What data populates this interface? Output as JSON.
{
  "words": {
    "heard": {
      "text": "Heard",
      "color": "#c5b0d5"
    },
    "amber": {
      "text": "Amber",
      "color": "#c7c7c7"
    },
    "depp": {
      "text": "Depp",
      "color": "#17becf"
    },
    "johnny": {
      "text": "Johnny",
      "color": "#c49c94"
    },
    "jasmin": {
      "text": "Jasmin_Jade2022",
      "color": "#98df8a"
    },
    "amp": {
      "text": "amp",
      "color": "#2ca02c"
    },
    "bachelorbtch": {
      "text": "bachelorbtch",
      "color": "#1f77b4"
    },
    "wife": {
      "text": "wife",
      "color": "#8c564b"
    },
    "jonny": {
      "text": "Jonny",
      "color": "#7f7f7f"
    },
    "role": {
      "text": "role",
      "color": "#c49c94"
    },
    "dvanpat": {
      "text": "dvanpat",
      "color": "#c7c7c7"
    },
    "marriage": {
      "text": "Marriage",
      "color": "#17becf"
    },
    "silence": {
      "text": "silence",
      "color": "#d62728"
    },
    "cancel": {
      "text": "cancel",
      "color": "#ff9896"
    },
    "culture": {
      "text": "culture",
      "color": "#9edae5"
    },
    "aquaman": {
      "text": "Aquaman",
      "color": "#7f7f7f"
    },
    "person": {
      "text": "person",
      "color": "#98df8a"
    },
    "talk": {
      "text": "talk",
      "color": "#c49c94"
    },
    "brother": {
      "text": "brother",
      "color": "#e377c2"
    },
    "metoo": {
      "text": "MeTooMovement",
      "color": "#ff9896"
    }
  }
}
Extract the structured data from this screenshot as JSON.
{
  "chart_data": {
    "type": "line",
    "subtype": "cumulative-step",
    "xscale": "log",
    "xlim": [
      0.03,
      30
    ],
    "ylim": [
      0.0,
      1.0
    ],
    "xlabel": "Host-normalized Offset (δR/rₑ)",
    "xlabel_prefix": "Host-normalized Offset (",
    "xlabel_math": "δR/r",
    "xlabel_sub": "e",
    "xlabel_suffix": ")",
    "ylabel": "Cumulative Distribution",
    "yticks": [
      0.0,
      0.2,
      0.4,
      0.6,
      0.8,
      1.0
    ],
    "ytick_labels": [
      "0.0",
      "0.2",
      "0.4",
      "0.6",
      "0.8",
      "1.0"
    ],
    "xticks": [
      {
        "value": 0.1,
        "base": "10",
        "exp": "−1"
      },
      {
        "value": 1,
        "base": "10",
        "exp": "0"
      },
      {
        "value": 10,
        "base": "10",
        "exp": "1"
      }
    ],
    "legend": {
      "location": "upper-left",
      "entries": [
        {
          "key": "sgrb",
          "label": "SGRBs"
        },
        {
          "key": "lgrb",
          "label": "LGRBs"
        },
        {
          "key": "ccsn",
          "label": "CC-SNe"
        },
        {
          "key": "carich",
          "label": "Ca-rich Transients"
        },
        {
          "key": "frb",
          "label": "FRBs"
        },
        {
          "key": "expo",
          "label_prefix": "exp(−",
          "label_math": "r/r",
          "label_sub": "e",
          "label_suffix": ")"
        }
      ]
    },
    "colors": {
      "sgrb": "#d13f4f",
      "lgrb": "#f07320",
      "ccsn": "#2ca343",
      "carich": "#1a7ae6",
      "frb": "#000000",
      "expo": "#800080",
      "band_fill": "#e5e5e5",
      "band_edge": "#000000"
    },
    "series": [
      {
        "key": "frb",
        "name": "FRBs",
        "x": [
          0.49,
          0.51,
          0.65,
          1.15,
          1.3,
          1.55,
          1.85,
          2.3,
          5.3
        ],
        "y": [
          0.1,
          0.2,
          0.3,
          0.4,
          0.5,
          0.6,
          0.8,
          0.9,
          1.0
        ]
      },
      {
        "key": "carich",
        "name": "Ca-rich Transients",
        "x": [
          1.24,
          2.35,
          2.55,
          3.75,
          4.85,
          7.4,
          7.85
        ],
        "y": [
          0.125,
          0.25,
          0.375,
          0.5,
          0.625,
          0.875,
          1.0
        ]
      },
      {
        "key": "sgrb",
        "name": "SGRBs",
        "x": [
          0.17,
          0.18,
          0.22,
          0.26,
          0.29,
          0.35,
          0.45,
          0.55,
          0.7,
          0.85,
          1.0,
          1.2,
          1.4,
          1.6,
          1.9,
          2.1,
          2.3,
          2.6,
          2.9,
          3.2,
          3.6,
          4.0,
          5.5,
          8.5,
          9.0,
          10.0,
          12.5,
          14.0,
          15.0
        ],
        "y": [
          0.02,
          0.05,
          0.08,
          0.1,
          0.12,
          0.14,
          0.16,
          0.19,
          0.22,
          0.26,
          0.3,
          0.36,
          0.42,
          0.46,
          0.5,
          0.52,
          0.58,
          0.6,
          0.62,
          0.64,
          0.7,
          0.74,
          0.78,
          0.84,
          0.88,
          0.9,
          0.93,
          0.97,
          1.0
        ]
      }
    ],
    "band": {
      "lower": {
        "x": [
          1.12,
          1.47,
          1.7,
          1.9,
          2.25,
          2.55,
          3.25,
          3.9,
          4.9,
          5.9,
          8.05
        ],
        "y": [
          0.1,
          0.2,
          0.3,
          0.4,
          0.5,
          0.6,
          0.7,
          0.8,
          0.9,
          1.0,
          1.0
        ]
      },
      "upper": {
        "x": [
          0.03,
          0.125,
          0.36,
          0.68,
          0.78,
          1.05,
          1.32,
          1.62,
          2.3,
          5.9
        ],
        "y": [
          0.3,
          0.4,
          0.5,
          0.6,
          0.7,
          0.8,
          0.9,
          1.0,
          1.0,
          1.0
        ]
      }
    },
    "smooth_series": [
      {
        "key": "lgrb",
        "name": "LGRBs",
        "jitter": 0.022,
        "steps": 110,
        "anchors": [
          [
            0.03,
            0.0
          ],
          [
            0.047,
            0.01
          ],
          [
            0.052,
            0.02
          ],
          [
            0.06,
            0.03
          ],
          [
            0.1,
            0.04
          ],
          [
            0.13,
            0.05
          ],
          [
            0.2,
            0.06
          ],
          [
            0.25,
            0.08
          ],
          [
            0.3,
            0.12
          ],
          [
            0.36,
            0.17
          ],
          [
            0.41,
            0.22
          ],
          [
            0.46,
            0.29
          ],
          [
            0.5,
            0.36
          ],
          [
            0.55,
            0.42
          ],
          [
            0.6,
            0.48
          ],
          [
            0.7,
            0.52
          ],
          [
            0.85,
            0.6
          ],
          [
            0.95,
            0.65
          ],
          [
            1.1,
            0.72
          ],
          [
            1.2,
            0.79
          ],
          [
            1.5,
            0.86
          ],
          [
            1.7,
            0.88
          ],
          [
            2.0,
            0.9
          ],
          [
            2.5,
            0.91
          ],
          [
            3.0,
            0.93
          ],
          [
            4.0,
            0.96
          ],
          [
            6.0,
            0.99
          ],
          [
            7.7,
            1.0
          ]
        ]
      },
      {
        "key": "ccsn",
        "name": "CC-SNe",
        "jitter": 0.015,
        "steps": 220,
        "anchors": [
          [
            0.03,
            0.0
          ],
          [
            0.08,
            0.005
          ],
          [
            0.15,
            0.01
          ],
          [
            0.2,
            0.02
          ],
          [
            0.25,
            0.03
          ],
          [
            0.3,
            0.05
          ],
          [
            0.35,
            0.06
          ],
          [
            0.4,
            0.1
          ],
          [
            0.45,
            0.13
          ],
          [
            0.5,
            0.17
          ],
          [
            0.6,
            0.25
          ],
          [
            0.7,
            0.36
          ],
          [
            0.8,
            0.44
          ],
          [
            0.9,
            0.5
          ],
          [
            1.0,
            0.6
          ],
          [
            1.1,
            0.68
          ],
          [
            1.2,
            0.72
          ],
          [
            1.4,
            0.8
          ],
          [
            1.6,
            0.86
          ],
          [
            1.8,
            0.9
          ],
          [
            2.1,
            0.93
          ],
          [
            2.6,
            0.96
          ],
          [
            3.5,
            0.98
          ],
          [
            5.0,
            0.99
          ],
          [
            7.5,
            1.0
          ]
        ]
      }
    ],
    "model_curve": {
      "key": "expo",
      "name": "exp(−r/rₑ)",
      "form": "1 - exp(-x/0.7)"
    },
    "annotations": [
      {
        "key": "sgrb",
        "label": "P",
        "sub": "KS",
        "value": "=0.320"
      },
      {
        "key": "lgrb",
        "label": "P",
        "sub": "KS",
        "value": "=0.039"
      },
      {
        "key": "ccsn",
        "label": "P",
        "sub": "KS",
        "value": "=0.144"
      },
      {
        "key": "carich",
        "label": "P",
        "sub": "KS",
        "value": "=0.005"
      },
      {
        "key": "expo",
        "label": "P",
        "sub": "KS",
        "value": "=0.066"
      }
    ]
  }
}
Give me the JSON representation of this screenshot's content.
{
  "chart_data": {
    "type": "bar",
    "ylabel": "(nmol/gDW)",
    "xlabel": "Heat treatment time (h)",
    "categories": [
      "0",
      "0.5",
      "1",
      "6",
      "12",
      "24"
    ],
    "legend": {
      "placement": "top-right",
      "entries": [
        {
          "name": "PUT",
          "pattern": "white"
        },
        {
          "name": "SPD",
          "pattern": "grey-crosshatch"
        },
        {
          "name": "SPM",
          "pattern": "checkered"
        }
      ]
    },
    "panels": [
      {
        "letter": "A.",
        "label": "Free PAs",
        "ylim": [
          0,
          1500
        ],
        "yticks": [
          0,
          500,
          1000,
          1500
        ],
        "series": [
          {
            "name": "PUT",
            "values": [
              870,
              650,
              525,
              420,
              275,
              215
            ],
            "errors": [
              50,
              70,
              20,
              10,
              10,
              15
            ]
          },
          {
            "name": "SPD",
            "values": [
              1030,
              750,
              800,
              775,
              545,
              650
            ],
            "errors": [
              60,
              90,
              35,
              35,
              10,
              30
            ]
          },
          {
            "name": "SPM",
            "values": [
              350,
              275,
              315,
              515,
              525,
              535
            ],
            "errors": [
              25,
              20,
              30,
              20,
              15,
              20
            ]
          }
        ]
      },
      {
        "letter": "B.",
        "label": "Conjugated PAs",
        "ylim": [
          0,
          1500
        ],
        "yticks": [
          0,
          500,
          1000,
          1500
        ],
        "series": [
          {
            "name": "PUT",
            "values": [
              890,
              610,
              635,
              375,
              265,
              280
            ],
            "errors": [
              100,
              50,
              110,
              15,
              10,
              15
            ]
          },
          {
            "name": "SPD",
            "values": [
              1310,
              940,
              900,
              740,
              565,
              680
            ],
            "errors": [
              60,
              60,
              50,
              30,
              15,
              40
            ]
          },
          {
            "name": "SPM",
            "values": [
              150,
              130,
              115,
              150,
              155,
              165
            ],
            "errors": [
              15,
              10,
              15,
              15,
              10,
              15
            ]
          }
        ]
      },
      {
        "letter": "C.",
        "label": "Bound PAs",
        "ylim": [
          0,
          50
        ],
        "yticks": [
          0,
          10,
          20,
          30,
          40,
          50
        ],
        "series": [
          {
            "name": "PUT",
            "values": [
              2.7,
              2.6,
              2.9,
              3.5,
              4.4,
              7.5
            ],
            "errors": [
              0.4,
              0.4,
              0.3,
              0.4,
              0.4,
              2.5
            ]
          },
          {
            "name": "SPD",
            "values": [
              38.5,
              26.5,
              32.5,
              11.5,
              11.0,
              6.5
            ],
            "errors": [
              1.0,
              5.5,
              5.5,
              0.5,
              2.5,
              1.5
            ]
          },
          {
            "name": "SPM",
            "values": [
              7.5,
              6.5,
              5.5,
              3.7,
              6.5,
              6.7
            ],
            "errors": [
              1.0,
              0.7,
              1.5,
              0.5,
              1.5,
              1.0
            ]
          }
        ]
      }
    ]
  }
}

## What is asked
Reply with nothing but the number of lines in the data above that contain "normalized".

## Result below
2